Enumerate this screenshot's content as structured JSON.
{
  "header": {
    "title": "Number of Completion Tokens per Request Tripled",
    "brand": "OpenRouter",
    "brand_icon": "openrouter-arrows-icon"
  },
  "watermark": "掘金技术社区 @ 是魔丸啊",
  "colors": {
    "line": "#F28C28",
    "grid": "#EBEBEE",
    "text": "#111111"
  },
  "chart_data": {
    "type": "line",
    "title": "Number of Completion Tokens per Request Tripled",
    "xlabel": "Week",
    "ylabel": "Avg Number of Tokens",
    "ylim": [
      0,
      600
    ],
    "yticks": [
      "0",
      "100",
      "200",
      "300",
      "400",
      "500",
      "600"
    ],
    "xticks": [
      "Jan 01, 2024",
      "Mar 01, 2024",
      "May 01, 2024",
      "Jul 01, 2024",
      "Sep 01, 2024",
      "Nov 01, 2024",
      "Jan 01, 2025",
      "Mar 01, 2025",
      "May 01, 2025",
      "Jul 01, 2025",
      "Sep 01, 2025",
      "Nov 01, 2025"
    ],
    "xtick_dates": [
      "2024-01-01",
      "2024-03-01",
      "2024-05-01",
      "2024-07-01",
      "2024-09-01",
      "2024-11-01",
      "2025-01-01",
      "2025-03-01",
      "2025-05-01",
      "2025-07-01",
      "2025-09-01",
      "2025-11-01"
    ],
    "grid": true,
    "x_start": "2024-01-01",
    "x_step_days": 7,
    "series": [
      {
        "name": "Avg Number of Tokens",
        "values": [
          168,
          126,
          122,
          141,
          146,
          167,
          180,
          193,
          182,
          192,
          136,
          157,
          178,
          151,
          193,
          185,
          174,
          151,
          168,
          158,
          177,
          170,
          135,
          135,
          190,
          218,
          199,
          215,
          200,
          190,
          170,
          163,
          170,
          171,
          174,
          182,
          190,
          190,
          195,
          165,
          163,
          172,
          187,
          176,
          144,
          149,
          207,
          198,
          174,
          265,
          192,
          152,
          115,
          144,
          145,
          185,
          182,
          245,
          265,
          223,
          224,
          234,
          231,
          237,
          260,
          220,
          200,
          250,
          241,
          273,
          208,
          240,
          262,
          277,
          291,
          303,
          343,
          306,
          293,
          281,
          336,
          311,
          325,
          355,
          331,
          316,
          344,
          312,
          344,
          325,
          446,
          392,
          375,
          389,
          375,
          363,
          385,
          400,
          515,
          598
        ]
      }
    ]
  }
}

[SET EXERCISE]
Exactly as they are written, print the entries again.

[IN RESPONSE]
Enumerate this screenshot's content as structured JSON.
{
  "header": {
    "title": "Number of Completion Tokens per Request Tripled",
    "brand": "OpenRouter",
    "brand_icon": "openrouter-arrows-icon"
  },
  "watermark": "掘金技术社区 @ 是魔丸啊",
  "colors": {
    "line": "#F28C28",
    "grid": "#EBEBEE",
    "text": "#111111"
  },
  "chart_data": {
    "type": "line",
    "title": "Number of Completion Tokens per Request Tripled",
    "xlabel": "Week",
    "ylabel": "Avg Number of Tokens",
    "ylim": [
      0,
      600
    ],
    "yticks": [
      "0",
      "100",
      "200",
      "300",
      "400",
      "500",
      "600"
    ],
    "xticks": [
      "Jan 01, 2024",
      "Mar 01, 2024",
      "May 01, 2024",
      "Jul 01, 2024",
      "Sep 01, 2024",
      "Nov 01, 2024",
      "Jan 01, 2025",
      "Mar 01, 2025",
      "May 01, 2025",
      "Jul 01, 2025",
      "Sep 01, 2025",
      "Nov 01, 2025"
    ],
    "xtick_dates": [
      "2024-01-01",
      "2024-03-01",
      "2024-05-01",
      "2024-07-01",
      "2024-09-01",
      "2024-11-01",
      "2025-01-01",
      "2025-03-01",
      "2025-05-01",
      "2025-07-01",
      "2025-09-01",
      "2025-11-01"
    ],
    "grid": true,
    "x_start": "2024-01-01",
    "x_step_days": 7,
    "series": [
      {
        "name": "Avg Number of Tokens",
        "values": [
          168,
          126,
          122,
          141,
          146,
          167,
          180,
          193,
          182,
          192,
          136,
          157,
          178,
          151,
          193,
          185,
          174,
          151,
          168,
          158,
          177,
          170,
          135,
          135,
          190,
          218,
          199,
          215,
          200,
          190,
          170,
          163,
          170,
          171,
          174,
          182,
          190,
          190,
          195,
          165,
          163,
          172,
          187,
          176,
          144,
          149,
          207,
          198,
          174,
          265,
          192,
          152,
          115,
          144,
          145,
          185,
          182,
          245,
          265,
          223,
          224,
          234,
          231,
          237,
          260,
          220,
          200,
          250,
          241,
          273,
          208,
          240,
          262,
          277,
          291,
          303,
          343,
          306,
          293,
          281,
          336,
          311,
          325,
          355,
          331,
          316,
          344,
          312,
          344,
          325,
          446,
          392,
          375,
          389,
          375,
          363,
          385,
          400,
          515,
          598
        ]
      }
    ]
  }
}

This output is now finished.